While certain organs of the UN establishment in Geneva and a host of NGO and state actors continue their drive toward the best sort of 1970s legal instrument that sort of provides a legal-normative baseline for managing economic activities as a function of human rights traditionally understood, the rest of the UN establishment has moved on. They have moved on in two important ways--the first has been in their efforts to re-situate the human rights and economic activity conversation within the broader conversation about planetary stewardship that de-centers rights talk and places it within a context of sustainability obligations. The second has been to tie this new human rights-sustainability narrative, one that embeds the human within broader ecologies, to the issue of climate change, and to global human responsibility for avoiding ecological catastrophe (and therefore irremediable cascades of human rights threats).
To that end those who drive the state system and its international organs have been seeking to spotlight the climate conversation at the head of rights and sustainability narratives, and to re-orient human centered rights talk within the broader framework of individual and collective responsibility for the protection of the planet only within which might human rights be better aligned with the realities of human existence on the planet. This is a conversation in which all collective organs--states, enterprises, NGOs, religious institutions, and the like share, in substantially equivalent measure--a responsibility and from which sustainability based rights clusters might be better developed and implemented.
All of this remains at a formative stage. That is not surprising--the business of constructing the current orthodoxy around a people centered human rights took the better part of a generation. To move this along at the international, state, global, and private levels (spheres) a long postponed conference (one of the additional tragedies of the COVID pandemic) hosted by the UK in partnership with Italy, the COP 26 UN Climate Change Conference, will take place from 31 October to 12 November 2021 in the Scottish Event Campus (SEC) in Glasgow, UK.
In the run up to the conference many public and private organs have been producing reports and similar offerings, all designed to enagage in the conversation, and in the process, contribute to and perhaps gide the construction of meaning, and from meaning to derive action, around the imperatives of climate change and its risks for human rights and sustainability (broadly understood). This is all to be welcomed.
This post highlights the work, United Nations Environment Programme, Emissions Gap Report 2021: The Heat Is On – A World of Climate Promises Not Yet Delivered (Nairobi, 2021)--projected out both to critical actors and the masses that might be relied on to put pressure on those organs (in liberal democratic states anyway)--released 26 October 2021. The Press Release notes:
What’s new in this year’s report
The Emissions Gap Report 2021 shows that new national climate pledges combined with other mitigation measures put the world on track for a global temperature rise of 2.7°C by the end of the century. That is well above the goals of the Paris climate agreement and would lead to catastrophic changes in the Earth’s climate. To keep global warming below 1.5°C this century, the aspirational goal of the Paris Agreement, the world needs to halve annual greenhouse gas emissions in the next eight years.

WORK REQUEST A:
Answer these questions using the text on climate and human rights:
(i) Between which dates is the COP 26 UN Climate Change Conference to take place?
(ii) On what date was the Emissions Gap Report 2021 released?
(iii) What global temperature rise by the end of the century do the new national climate pledges and other mitigation measures put the world on track for?
WORK REQUEST B: Duplicate everything in the text on climate and human rights from "To that end" down to "developed and implemented.".
WORK REQUEST C: Pick up the text on climate and human rights after its last sentence and carry it further.

DATA EXTRACT:
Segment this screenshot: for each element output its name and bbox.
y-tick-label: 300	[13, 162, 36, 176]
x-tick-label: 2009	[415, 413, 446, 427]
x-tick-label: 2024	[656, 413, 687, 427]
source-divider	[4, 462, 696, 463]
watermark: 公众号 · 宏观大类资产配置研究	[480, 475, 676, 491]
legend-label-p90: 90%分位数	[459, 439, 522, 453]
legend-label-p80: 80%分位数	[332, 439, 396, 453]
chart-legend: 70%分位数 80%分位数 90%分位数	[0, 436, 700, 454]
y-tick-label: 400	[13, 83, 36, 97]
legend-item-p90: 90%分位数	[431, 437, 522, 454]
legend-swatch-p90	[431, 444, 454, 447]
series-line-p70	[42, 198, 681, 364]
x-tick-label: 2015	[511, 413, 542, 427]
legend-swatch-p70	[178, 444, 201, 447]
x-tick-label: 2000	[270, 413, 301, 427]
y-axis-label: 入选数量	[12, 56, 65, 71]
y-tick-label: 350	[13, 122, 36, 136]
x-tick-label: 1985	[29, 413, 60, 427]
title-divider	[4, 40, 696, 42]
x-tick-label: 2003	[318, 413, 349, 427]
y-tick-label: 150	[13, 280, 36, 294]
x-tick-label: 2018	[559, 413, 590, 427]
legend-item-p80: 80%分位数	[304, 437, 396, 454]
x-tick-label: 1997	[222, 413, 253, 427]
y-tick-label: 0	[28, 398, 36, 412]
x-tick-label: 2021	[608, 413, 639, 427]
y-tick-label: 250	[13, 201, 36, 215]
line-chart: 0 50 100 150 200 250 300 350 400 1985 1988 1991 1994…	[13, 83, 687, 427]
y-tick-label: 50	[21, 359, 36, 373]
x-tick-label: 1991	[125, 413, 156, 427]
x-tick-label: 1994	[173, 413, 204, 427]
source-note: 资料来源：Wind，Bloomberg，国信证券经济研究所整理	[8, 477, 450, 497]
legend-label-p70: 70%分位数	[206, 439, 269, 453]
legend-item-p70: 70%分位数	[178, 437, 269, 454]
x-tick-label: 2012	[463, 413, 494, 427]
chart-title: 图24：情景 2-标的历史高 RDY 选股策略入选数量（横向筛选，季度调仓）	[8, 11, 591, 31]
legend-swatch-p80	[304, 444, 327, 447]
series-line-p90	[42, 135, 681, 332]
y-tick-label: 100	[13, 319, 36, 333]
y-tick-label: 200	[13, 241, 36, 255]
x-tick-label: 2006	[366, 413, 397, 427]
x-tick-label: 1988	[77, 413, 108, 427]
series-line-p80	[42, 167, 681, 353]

WRITTEN ANSWER A:
(i) From 31 October to 12 November 2021.
(ii) 26 October 2021.
(iii) 2.7°C.

WRITTEN ANSWER B:
To that end those who drive the state system and its international organs have been seeking to spotlight the climate conversation at the head of rights and sustainability narratives, and to re-orient human centered rights talk within the broader framework of individual and collective responsibility for the protection of the planet only within which might human rights be better aligned with the realities of human existence on the planet. This is a conversation in which all collective organs--states, enterprises, NGOs, religious institutions, and the like share, in substantially equivalent measure--a responsibility and from which sustainability based rights clusters might be better developed and implemented.

WRITTEN ANSWER C:
If implemented effectively, net-zero emissions pledges could limit warming to 2.2°C, closer to the well-below 2°C goal of the Paris Agreement. However, many national climate plans delay action until after 2030. The reduction of methane emissions from the fossil fuel, waste and agriculture sectors could help close the emissions gap and reduce warming in the short term, the report finds.
Carbon markets could also help slash emissions. But that would only happen if rules are clearly defined and target actual reductions in emissions, while being supported by arrangements to track progress and provide transparency.
The UNEP website notes: "Since its inception in 1972, the United Nations Environment Programme (UNEP) has been the global authority that sets the environmental agenda, promotes the coherent implementation of the environmental dimension of sustainable development within the United Nations system and serves as an authoritative advocate for the global environment."
The Report may be accessed HERE; the Executive Summary may be accessed HERE. The key conclusions follow below (from the Executive Summary). Most interesting perhaps is Point 10 that suggests the role of carbon markets.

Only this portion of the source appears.